▶ _Aim of the task_:
In the records that follow, show each line where the word "content" is present.

▶ _Supplied records_:
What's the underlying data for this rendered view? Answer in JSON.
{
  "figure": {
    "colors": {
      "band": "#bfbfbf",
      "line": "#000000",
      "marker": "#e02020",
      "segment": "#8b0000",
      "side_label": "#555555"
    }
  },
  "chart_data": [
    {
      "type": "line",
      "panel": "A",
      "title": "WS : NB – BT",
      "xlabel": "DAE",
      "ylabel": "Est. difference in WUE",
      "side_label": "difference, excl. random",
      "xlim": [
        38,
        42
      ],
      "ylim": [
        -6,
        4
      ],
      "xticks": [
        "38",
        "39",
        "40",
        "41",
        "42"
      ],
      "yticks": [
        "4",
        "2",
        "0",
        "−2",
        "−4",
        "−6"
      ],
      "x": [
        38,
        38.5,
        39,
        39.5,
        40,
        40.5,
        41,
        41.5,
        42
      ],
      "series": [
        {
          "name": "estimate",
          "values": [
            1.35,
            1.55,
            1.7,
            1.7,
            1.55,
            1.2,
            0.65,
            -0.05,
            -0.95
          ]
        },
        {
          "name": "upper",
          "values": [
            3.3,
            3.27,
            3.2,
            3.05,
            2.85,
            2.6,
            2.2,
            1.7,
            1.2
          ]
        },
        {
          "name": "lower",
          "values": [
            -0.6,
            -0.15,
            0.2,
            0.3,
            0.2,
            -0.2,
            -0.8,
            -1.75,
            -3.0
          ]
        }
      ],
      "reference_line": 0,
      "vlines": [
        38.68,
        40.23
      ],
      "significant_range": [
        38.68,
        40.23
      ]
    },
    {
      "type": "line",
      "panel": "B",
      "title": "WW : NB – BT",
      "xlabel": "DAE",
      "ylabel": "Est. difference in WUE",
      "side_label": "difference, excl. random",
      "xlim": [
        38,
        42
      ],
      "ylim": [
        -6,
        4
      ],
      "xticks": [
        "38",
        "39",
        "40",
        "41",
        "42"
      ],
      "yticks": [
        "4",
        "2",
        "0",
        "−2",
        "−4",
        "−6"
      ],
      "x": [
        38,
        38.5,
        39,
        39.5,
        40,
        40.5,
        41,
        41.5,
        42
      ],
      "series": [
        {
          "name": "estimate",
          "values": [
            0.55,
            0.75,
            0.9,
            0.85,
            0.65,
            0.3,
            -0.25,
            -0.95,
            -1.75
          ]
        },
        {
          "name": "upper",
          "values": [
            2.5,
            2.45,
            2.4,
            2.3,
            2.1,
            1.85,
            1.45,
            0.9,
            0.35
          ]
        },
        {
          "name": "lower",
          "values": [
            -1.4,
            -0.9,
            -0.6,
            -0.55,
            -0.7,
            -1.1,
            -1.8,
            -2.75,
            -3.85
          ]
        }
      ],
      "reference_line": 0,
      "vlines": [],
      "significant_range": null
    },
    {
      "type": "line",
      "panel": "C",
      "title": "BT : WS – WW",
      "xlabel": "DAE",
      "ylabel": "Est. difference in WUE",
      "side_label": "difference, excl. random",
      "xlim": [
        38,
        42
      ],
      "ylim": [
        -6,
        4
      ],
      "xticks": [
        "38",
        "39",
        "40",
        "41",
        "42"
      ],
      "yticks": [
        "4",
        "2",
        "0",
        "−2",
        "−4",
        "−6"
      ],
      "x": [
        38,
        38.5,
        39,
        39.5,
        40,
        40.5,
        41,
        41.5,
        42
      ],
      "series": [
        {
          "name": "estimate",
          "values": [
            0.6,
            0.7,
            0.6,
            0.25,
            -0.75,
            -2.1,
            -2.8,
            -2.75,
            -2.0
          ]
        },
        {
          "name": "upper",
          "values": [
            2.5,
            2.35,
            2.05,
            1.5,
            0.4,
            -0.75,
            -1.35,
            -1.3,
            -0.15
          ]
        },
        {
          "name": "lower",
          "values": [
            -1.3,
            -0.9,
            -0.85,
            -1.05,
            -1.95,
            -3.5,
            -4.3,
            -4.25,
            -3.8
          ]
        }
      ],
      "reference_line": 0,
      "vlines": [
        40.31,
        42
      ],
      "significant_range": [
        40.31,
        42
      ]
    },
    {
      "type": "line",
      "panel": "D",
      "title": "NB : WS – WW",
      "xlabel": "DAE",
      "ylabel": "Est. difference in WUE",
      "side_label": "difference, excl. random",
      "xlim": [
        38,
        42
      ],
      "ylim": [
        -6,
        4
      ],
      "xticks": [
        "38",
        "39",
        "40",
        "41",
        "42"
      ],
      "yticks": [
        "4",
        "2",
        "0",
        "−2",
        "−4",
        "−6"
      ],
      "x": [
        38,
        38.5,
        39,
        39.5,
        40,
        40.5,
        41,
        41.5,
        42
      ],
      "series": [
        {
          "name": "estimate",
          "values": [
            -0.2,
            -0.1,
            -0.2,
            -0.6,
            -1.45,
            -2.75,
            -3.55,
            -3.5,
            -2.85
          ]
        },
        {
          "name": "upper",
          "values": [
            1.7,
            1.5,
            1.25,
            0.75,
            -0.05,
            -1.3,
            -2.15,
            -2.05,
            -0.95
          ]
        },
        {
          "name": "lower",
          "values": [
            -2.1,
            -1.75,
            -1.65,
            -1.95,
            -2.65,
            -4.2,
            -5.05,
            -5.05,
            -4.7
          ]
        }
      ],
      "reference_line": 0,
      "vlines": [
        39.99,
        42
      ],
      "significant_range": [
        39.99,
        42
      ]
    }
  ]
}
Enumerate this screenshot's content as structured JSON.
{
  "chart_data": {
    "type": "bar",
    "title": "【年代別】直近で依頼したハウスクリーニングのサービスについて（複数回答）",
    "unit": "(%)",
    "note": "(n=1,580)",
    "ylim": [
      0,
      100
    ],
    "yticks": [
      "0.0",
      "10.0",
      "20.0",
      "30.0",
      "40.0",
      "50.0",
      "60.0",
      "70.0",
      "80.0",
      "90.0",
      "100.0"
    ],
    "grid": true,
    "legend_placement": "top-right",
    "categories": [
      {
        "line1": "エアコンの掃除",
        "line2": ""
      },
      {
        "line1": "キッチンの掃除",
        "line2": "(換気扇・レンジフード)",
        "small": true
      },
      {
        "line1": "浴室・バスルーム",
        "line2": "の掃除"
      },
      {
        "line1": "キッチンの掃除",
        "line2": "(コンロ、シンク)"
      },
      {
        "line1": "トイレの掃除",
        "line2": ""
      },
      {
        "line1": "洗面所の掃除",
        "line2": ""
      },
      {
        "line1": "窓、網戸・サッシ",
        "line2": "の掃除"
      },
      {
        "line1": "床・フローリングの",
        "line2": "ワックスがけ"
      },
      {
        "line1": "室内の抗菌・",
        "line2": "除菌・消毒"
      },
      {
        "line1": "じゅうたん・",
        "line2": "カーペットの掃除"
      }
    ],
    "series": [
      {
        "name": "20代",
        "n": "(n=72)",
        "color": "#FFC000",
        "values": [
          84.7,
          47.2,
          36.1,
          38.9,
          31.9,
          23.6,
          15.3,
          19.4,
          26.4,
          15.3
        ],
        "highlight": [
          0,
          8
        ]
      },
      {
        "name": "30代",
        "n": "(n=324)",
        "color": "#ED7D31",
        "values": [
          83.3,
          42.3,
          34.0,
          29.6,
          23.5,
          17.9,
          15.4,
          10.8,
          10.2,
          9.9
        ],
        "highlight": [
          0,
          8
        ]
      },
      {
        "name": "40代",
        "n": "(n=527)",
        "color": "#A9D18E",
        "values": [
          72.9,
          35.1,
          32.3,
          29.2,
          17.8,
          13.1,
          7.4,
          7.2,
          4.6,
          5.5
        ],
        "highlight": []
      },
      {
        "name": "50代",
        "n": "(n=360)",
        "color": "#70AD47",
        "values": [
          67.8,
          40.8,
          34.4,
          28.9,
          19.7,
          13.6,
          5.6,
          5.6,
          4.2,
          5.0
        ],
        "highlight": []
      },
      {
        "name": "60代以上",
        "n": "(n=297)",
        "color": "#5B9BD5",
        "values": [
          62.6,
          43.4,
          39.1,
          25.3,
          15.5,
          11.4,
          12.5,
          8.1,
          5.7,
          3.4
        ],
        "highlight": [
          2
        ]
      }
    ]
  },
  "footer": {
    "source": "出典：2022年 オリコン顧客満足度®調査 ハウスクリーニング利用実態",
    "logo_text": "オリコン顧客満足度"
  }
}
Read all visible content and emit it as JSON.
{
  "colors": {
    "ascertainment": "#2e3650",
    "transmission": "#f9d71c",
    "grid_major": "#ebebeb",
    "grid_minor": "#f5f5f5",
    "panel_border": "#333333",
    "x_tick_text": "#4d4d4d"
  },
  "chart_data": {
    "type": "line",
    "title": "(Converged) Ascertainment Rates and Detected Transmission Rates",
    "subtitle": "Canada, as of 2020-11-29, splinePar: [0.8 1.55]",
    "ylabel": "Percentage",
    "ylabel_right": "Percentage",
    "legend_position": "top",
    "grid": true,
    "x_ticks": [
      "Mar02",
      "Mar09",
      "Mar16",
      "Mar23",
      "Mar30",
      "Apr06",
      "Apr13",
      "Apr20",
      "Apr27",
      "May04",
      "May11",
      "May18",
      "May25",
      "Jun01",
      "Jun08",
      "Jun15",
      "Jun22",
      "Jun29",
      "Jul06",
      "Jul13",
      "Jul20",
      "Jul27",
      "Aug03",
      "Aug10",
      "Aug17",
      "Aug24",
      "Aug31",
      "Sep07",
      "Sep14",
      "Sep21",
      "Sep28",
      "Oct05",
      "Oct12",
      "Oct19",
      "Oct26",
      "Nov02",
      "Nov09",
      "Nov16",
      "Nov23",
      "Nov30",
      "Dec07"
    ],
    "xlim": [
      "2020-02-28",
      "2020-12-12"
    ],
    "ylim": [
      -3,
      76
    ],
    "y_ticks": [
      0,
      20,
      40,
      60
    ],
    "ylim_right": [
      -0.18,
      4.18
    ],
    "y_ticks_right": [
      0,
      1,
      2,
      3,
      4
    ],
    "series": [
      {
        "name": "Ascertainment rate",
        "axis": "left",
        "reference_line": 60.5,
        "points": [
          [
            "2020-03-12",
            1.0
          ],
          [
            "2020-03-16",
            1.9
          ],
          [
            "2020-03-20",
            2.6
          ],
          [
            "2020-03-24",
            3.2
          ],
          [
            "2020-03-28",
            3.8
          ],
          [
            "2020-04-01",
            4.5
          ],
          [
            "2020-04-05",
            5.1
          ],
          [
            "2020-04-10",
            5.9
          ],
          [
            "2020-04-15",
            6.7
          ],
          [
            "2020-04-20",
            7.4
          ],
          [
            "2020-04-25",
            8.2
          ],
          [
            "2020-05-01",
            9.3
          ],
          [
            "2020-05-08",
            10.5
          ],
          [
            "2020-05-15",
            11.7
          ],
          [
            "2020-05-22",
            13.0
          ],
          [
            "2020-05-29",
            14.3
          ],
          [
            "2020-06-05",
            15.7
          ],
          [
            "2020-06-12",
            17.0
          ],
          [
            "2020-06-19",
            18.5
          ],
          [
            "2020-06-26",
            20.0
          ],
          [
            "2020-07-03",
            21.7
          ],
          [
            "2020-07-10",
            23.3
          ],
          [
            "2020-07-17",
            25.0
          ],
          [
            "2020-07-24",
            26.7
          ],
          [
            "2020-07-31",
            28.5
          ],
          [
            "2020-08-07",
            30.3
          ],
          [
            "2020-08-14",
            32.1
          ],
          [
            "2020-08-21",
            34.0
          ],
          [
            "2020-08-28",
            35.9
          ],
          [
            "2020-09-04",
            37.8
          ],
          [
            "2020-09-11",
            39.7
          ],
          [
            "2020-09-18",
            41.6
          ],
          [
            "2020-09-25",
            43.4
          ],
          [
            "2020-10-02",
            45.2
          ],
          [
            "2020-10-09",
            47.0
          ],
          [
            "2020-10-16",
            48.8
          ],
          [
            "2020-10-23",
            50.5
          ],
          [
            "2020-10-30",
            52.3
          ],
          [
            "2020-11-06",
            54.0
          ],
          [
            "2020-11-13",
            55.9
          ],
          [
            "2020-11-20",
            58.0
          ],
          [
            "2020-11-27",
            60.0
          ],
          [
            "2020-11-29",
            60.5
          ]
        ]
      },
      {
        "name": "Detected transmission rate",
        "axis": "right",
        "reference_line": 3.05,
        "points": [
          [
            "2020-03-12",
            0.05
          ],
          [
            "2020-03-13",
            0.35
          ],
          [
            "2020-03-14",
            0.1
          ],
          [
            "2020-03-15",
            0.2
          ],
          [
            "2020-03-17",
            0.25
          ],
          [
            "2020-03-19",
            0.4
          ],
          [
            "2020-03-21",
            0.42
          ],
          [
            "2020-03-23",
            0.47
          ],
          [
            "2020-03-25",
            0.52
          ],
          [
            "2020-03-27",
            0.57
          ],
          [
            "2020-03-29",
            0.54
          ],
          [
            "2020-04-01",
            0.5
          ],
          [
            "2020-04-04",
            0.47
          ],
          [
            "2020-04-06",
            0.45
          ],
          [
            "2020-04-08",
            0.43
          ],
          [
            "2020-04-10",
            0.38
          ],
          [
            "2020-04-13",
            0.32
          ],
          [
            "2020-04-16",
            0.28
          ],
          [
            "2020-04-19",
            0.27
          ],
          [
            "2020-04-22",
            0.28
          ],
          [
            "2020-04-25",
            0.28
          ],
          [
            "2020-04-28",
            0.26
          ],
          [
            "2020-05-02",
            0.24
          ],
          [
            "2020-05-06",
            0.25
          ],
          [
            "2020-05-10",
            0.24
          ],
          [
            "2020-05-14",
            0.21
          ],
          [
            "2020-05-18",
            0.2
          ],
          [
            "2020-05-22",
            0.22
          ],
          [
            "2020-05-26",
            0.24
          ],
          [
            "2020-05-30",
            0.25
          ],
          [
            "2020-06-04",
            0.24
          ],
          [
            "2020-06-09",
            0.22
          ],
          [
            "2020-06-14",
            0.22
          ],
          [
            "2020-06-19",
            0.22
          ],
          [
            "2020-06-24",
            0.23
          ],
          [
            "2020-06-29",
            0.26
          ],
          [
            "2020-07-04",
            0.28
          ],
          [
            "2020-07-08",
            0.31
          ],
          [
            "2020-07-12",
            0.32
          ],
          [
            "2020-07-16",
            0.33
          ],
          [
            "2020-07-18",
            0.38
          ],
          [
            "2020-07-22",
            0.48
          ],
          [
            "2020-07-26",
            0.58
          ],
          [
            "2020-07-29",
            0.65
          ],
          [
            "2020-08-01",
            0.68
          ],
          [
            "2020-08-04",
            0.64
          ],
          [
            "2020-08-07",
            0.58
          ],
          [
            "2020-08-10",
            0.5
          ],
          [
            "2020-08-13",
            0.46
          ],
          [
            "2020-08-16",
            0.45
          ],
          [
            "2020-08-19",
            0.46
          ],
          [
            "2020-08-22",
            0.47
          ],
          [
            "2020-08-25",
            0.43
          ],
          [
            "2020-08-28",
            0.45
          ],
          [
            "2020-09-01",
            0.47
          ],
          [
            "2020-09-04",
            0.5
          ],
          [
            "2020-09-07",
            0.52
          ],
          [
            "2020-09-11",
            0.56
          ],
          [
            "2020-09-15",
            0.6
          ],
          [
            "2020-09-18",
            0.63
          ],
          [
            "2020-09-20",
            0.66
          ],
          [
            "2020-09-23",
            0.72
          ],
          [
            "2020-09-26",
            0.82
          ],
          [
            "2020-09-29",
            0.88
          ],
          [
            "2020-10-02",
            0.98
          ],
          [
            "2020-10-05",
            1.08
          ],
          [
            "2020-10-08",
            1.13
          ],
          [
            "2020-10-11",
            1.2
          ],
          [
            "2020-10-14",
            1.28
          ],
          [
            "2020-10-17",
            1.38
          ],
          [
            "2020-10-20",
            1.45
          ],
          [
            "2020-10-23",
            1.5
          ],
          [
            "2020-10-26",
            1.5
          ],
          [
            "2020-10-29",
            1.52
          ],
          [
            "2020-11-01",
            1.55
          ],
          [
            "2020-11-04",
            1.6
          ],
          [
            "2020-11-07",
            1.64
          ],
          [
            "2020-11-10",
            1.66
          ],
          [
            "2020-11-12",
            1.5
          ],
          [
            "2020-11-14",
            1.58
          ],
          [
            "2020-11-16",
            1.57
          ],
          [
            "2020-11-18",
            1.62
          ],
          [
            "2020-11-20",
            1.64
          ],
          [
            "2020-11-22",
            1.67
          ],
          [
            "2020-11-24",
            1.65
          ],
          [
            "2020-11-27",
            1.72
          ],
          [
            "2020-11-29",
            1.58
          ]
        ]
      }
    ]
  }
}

▶ _Answer to this task_:
Enumerate this screenshot's content as structured JSON.
Read all visible content and emit it as JSON.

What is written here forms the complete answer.